▶ [Aim]:
Which lines hold the string "JSON"? Copy every one of them.

▶ [Extracted data]:
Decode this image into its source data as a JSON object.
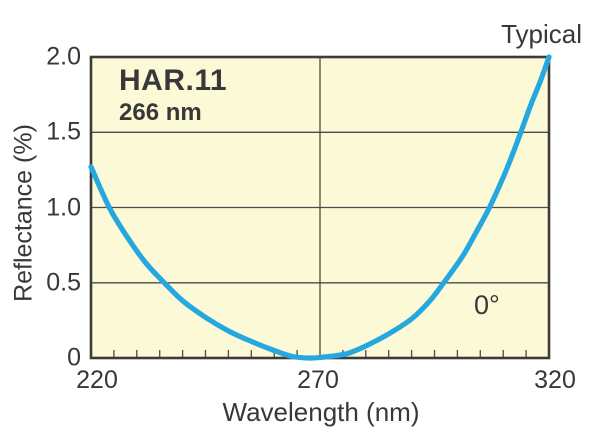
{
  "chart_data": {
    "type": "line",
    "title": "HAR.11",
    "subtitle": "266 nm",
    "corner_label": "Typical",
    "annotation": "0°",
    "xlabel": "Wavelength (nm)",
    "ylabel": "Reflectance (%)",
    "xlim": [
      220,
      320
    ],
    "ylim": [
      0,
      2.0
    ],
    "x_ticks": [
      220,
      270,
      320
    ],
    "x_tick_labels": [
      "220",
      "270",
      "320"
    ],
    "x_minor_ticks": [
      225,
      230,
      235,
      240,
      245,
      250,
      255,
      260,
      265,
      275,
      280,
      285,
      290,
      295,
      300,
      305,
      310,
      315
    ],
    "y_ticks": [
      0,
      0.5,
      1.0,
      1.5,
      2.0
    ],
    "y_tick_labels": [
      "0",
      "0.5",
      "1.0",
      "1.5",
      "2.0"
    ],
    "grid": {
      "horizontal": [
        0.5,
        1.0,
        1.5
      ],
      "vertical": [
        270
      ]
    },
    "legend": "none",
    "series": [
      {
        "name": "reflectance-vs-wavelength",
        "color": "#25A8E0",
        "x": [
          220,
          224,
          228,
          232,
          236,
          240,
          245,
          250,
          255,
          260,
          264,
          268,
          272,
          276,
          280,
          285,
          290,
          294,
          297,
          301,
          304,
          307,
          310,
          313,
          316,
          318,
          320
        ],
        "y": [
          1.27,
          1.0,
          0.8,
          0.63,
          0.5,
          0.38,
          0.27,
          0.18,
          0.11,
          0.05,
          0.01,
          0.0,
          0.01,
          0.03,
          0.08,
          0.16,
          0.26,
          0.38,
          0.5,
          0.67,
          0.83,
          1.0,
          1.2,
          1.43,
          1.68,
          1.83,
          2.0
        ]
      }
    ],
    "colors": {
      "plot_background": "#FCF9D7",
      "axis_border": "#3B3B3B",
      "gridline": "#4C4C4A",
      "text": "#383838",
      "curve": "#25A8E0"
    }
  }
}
...
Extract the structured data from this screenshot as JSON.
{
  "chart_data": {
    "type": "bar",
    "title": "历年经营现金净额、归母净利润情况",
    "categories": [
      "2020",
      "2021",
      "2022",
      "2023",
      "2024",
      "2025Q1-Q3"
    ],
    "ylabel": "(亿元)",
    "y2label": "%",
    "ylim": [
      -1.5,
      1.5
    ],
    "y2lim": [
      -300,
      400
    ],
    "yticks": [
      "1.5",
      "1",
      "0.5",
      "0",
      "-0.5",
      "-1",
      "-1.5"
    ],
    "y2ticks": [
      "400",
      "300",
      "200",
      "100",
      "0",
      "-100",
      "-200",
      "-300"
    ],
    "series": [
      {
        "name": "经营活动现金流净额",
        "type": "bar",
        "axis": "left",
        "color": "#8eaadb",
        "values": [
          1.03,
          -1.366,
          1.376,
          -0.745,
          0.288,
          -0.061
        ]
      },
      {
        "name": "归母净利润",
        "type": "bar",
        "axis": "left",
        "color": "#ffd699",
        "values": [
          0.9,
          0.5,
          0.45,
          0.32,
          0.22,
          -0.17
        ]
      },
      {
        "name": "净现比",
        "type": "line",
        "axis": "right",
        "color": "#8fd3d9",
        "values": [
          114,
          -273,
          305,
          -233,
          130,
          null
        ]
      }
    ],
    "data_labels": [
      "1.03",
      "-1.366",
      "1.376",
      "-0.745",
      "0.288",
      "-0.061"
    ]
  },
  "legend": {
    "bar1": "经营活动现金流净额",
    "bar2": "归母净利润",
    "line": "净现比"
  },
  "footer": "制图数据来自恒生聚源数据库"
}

▶ [Task solution]:
Decode this image into its source data as a JSON object.
Extract the structured data from this screenshot as JSON.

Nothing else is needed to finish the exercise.